Written problem:
Exclude the pictures, then copy all remaining records exactly.

++++++++++++++++++++

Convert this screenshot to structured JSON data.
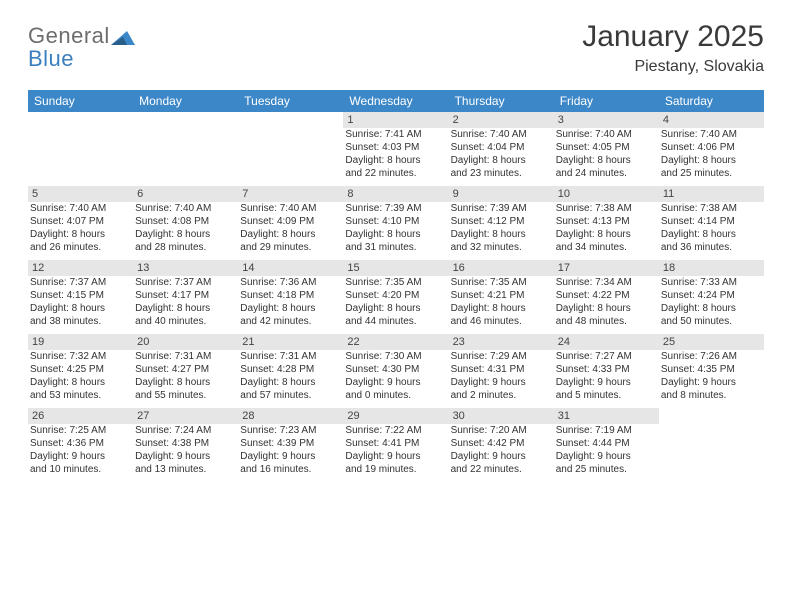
{
  "logo": {
    "word1": "General",
    "word2": "Blue",
    "triangle_color": "#3c87c7"
  },
  "title": "January 2025",
  "subtitle": "Piestany, Slovakia",
  "colors": {
    "header_bg": "#3c87c7",
    "header_text": "#ffffff",
    "daynum_bg": "#e6e6e6",
    "rule": "#2f6aa0",
    "page_bg": "#ffffff",
    "text": "#333333",
    "logo_gray": "#6d6d6d",
    "logo_blue": "#3c7fbf"
  },
  "typography": {
    "title_fontsize": 30,
    "subtitle_fontsize": 16,
    "weekday_fontsize": 12,
    "daynum_fontsize": 11,
    "body_fontsize": 10
  },
  "weekdays": [
    "Sunday",
    "Monday",
    "Tuesday",
    "Wednesday",
    "Thursday",
    "Friday",
    "Saturday"
  ],
  "weeks": [
    {
      "nums": [
        "",
        "",
        "",
        "1",
        "2",
        "3",
        "4"
      ],
      "cells": [
        {
          "lines": []
        },
        {
          "lines": []
        },
        {
          "lines": []
        },
        {
          "lines": [
            "Sunrise: 7:41 AM",
            "Sunset: 4:03 PM",
            "Daylight: 8 hours",
            "and 22 minutes."
          ]
        },
        {
          "lines": [
            "Sunrise: 7:40 AM",
            "Sunset: 4:04 PM",
            "Daylight: 8 hours",
            "and 23 minutes."
          ]
        },
        {
          "lines": [
            "Sunrise: 7:40 AM",
            "Sunset: 4:05 PM",
            "Daylight: 8 hours",
            "and 24 minutes."
          ]
        },
        {
          "lines": [
            "Sunrise: 7:40 AM",
            "Sunset: 4:06 PM",
            "Daylight: 8 hours",
            "and 25 minutes."
          ]
        }
      ]
    },
    {
      "nums": [
        "5",
        "6",
        "7",
        "8",
        "9",
        "10",
        "11"
      ],
      "cells": [
        {
          "lines": [
            "Sunrise: 7:40 AM",
            "Sunset: 4:07 PM",
            "Daylight: 8 hours",
            "and 26 minutes."
          ]
        },
        {
          "lines": [
            "Sunrise: 7:40 AM",
            "Sunset: 4:08 PM",
            "Daylight: 8 hours",
            "and 28 minutes."
          ]
        },
        {
          "lines": [
            "Sunrise: 7:40 AM",
            "Sunset: 4:09 PM",
            "Daylight: 8 hours",
            "and 29 minutes."
          ]
        },
        {
          "lines": [
            "Sunrise: 7:39 AM",
            "Sunset: 4:10 PM",
            "Daylight: 8 hours",
            "and 31 minutes."
          ]
        },
        {
          "lines": [
            "Sunrise: 7:39 AM",
            "Sunset: 4:12 PM",
            "Daylight: 8 hours",
            "and 32 minutes."
          ]
        },
        {
          "lines": [
            "Sunrise: 7:38 AM",
            "Sunset: 4:13 PM",
            "Daylight: 8 hours",
            "and 34 minutes."
          ]
        },
        {
          "lines": [
            "Sunrise: 7:38 AM",
            "Sunset: 4:14 PM",
            "Daylight: 8 hours",
            "and 36 minutes."
          ]
        }
      ]
    },
    {
      "nums": [
        "12",
        "13",
        "14",
        "15",
        "16",
        "17",
        "18"
      ],
      "cells": [
        {
          "lines": [
            "Sunrise: 7:37 AM",
            "Sunset: 4:15 PM",
            "Daylight: 8 hours",
            "and 38 minutes."
          ]
        },
        {
          "lines": [
            "Sunrise: 7:37 AM",
            "Sunset: 4:17 PM",
            "Daylight: 8 hours",
            "and 40 minutes."
          ]
        },
        {
          "lines": [
            "Sunrise: 7:36 AM",
            "Sunset: 4:18 PM",
            "Daylight: 8 hours",
            "and 42 minutes."
          ]
        },
        {
          "lines": [
            "Sunrise: 7:35 AM",
            "Sunset: 4:20 PM",
            "Daylight: 8 hours",
            "and 44 minutes."
          ]
        },
        {
          "lines": [
            "Sunrise: 7:35 AM",
            "Sunset: 4:21 PM",
            "Daylight: 8 hours",
            "and 46 minutes."
          ]
        },
        {
          "lines": [
            "Sunrise: 7:34 AM",
            "Sunset: 4:22 PM",
            "Daylight: 8 hours",
            "and 48 minutes."
          ]
        },
        {
          "lines": [
            "Sunrise: 7:33 AM",
            "Sunset: 4:24 PM",
            "Daylight: 8 hours",
            "and 50 minutes."
          ]
        }
      ]
    },
    {
      "nums": [
        "19",
        "20",
        "21",
        "22",
        "23",
        "24",
        "25"
      ],
      "cells": [
        {
          "lines": [
            "Sunrise: 7:32 AM",
            "Sunset: 4:25 PM",
            "Daylight: 8 hours",
            "and 53 minutes."
          ]
        },
        {
          "lines": [
            "Sunrise: 7:31 AM",
            "Sunset: 4:27 PM",
            "Daylight: 8 hours",
            "and 55 minutes."
          ]
        },
        {
          "lines": [
            "Sunrise: 7:31 AM",
            "Sunset: 4:28 PM",
            "Daylight: 8 hours",
            "and 57 minutes."
          ]
        },
        {
          "lines": [
            "Sunrise: 7:30 AM",
            "Sunset: 4:30 PM",
            "Daylight: 9 hours",
            "and 0 minutes."
          ]
        },
        {
          "lines": [
            "Sunrise: 7:29 AM",
            "Sunset: 4:31 PM",
            "Daylight: 9 hours",
            "and 2 minutes."
          ]
        },
        {
          "lines": [
            "Sunrise: 7:27 AM",
            "Sunset: 4:33 PM",
            "Daylight: 9 hours",
            "and 5 minutes."
          ]
        },
        {
          "lines": [
            "Sunrise: 7:26 AM",
            "Sunset: 4:35 PM",
            "Daylight: 9 hours",
            "and 8 minutes."
          ]
        }
      ]
    },
    {
      "nums": [
        "26",
        "27",
        "28",
        "29",
        "30",
        "31",
        ""
      ],
      "cells": [
        {
          "lines": [
            "Sunrise: 7:25 AM",
            "Sunset: 4:36 PM",
            "Daylight: 9 hours",
            "and 10 minutes."
          ]
        },
        {
          "lines": [
            "Sunrise: 7:24 AM",
            "Sunset: 4:38 PM",
            "Daylight: 9 hours",
            "and 13 minutes."
          ]
        },
        {
          "lines": [
            "Sunrise: 7:23 AM",
            "Sunset: 4:39 PM",
            "Daylight: 9 hours",
            "and 16 minutes."
          ]
        },
        {
          "lines": [
            "Sunrise: 7:22 AM",
            "Sunset: 4:41 PM",
            "Daylight: 9 hours",
            "and 19 minutes."
          ]
        },
        {
          "lines": [
            "Sunrise: 7:20 AM",
            "Sunset: 4:42 PM",
            "Daylight: 9 hours",
            "and 22 minutes."
          ]
        },
        {
          "lines": [
            "Sunrise: 7:19 AM",
            "Sunset: 4:44 PM",
            "Daylight: 9 hours",
            "and 25 minutes."
          ]
        },
        {
          "lines": []
        }
      ]
    }
  ]
}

++++++++++++++++++++

Exercise answer:
Convert this screenshot to structured JSON data.
{
  "logo": {
    "word1": "General",
    "word2": "Blue",
    "triangle_color": "#3c87c7"
  },
  "title": "January 2025",
  "subtitle": "Piestany, Slovakia",
  "colors": {
    "header_bg": "#3c87c7",
    "header_text": "#ffffff",
    "daynum_bg": "#e6e6e6",
    "rule": "#2f6aa0",
    "page_bg": "#ffffff",
    "text": "#333333",
    "logo_gray": "#6d6d6d",
    "logo_blue": "#3c7fbf"
  },
  "typography": {
    "title_fontsize": 30,
    "subtitle_fontsize": 16,
    "weekday_fontsize": 12,
    "daynum_fontsize": 11,
    "body_fontsize": 10
  },
  "weekdays": [
    "Sunday",
    "Monday",
    "Tuesday",
    "Wednesday",
    "Thursday",
    "Friday",
    "Saturday"
  ],
  "weeks": [
    {
      "nums": [
        "",
        "",
        "",
        "1",
        "2",
        "3",
        "4"
      ],
      "cells": [
        {
          "lines": []
        },
        {
          "lines": []
        },
        {
          "lines": []
        },
        {
          "lines": [
            "Sunrise: 7:41 AM",
            "Sunset: 4:03 PM",
            "Daylight: 8 hours",
            "and 22 minutes."
          ]
        },
        {
          "lines": [
            "Sunrise: 7:40 AM",
            "Sunset: 4:04 PM",
            "Daylight: 8 hours",
            "and 23 minutes."
          ]
        },
        {
          "lines": [
            "Sunrise: 7:40 AM",
            "Sunset: 4:05 PM",
            "Daylight: 8 hours",
            "and 24 minutes."
          ]
        },
        {
          "lines": [
            "Sunrise: 7:40 AM",
            "Sunset: 4:06 PM",
            "Daylight: 8 hours",
            "and 25 minutes."
          ]
        }
      ]
    },
    {
      "nums": [
        "5",
        "6",
        "7",
        "8",
        "9",
        "10",
        "11"
      ],
      "cells": [
        {
          "lines": [
            "Sunrise: 7:40 AM",
            "Sunset: 4:07 PM",
            "Daylight: 8 hours",
            "and 26 minutes."
          ]
        },
        {
          "lines": [
            "Sunrise: 7:40 AM",
            "Sunset: 4:08 PM",
            "Daylight: 8 hours",
            "and 28 minutes."
          ]
        },
        {
          "lines": [
            "Sunrise: 7:40 AM",
            "Sunset: 4:09 PM",
            "Daylight: 8 hours",
            "and 29 minutes."
          ]
        },
        {
          "lines": [
            "Sunrise: 7:39 AM",
            "Sunset: 4:10 PM",
            "Daylight: 8 hours",
            "and 31 minutes."
          ]
        },
        {
          "lines": [
            "Sunrise: 7:39 AM",
            "Sunset: 4:12 PM",
            "Daylight: 8 hours",
            "and 32 minutes."
          ]
        },
        {
          "lines": [
            "Sunrise: 7:38 AM",
            "Sunset: 4:13 PM",
            "Daylight: 8 hours",
            "and 34 minutes."
          ]
        },
        {
          "lines": [
            "Sunrise: 7:38 AM",
            "Sunset: 4:14 PM",
            "Daylight: 8 hours",
            "and 36 minutes."
          ]
        }
      ]
    },
    {
      "nums": [
        "12",
        "13",
        "14",
        "15",
        "16",
        "17",
        "18"
      ],
      "cells": [
        {
          "lines": [
            "Sunrise: 7:37 AM",
            "Sunset: 4:15 PM",
            "Daylight: 8 hours",
            "and 38 minutes."
          ]
        },
        {
          "lines": [
            "Sunrise: 7:37 AM",
            "Sunset: 4:17 PM",
            "Daylight: 8 hours",
            "and 40 minutes."
          ]
        },
        {
          "lines": [
            "Sunrise: 7:36 AM",
            "Sunset: 4:18 PM",
            "Daylight: 8 hours",
            "and 42 minutes."
          ]
        },
        {
          "lines": [
            "Sunrise: 7:35 AM",
            "Sunset: 4:20 PM",
            "Daylight: 8 hours",
            "and 44 minutes."
          ]
        },
        {
          "lines": [
            "Sunrise: 7:35 AM",
            "Sunset: 4:21 PM",
            "Daylight: 8 hours",
            "and 46 minutes."
          ]
        },
        {
          "lines": [
            "Sunrise: 7:34 AM",
            "Sunset: 4:22 PM",
            "Daylight: 8 hours",
            "and 48 minutes."
          ]
        },
        {
          "lines": [
            "Sunrise: 7:33 AM",
            "Sunset: 4:24 PM",
            "Daylight: 8 hours",
            "and 50 minutes."
          ]
        }
      ]
    },
    {
      "nums": [
        "19",
        "20",
        "21",
        "22",
        "23",
        "24",
        "25"
      ],
      "cells": [
        {
          "lines": [
            "Sunrise: 7:32 AM",
            "Sunset: 4:25 PM",
            "Daylight: 8 hours",
            "and 53 minutes."
          ]
        },
        {
          "lines": [
            "Sunrise: 7:31 AM",
            "Sunset: 4:27 PM",
            "Daylight: 8 hours",
            "and 55 minutes."
          ]
        },
        {
          "lines": [
            "Sunrise: 7:31 AM",
            "Sunset: 4:28 PM",
            "Daylight: 8 hours",
            "and 57 minutes."
          ]
        },
        {
          "lines": [
            "Sunrise: 7:30 AM",
            "Sunset: 4:30 PM",
            "Daylight: 9 hours",
            "and 0 minutes."
          ]
        },
        {
          "lines": [
            "Sunrise: 7:29 AM",
            "Sunset: 4:31 PM",
            "Daylight: 9 hours",
            "and 2 minutes."
          ]
        },
        {
          "lines": [
            "Sunrise: 7:27 AM",
            "Sunset: 4:33 PM",
            "Daylight: 9 hours",
            "and 5 minutes."
          ]
        },
        {
          "lines": [
            "Sunrise: 7:26 AM",
            "Sunset: 4:35 PM",
            "Daylight: 9 hours",
            "and 8 minutes."
          ]
        }
      ]
    },
    {
      "nums": [
        "26",
        "27",
        "28",
        "29",
        "30",
        "31",
        ""
      ],
      "cells": [
        {
          "lines": [
            "Sunrise: 7:25 AM",
            "Sunset: 4:36 PM",
            "Daylight: 9 hours",
            "and 10 minutes."
          ]
        },
        {
          "lines": [
            "Sunrise: 7:24 AM",
            "Sunset: 4:38 PM",
            "Daylight: 9 hours",
            "and 13 minutes."
          ]
        },
        {
          "lines": [
            "Sunrise: 7:23 AM",
            "Sunset: 4:39 PM",
            "Daylight: 9 hours",
            "and 16 minutes."
          ]
        },
        {
          "lines": [
            "Sunrise: 7:22 AM",
            "Sunset: 4:41 PM",
            "Daylight: 9 hours",
            "and 19 minutes."
          ]
        },
        {
          "lines": [
            "Sunrise: 7:20 AM",
            "Sunset: 4:42 PM",
            "Daylight: 9 hours",
            "and 22 minutes."
          ]
        },
        {
          "lines": [
            "Sunrise: 7:19 AM",
            "Sunset: 4:44 PM",
            "Daylight: 9 hours",
            "and 25 minutes."
          ]
        },
        {
          "lines": []
        }
      ]
    }
  ]
}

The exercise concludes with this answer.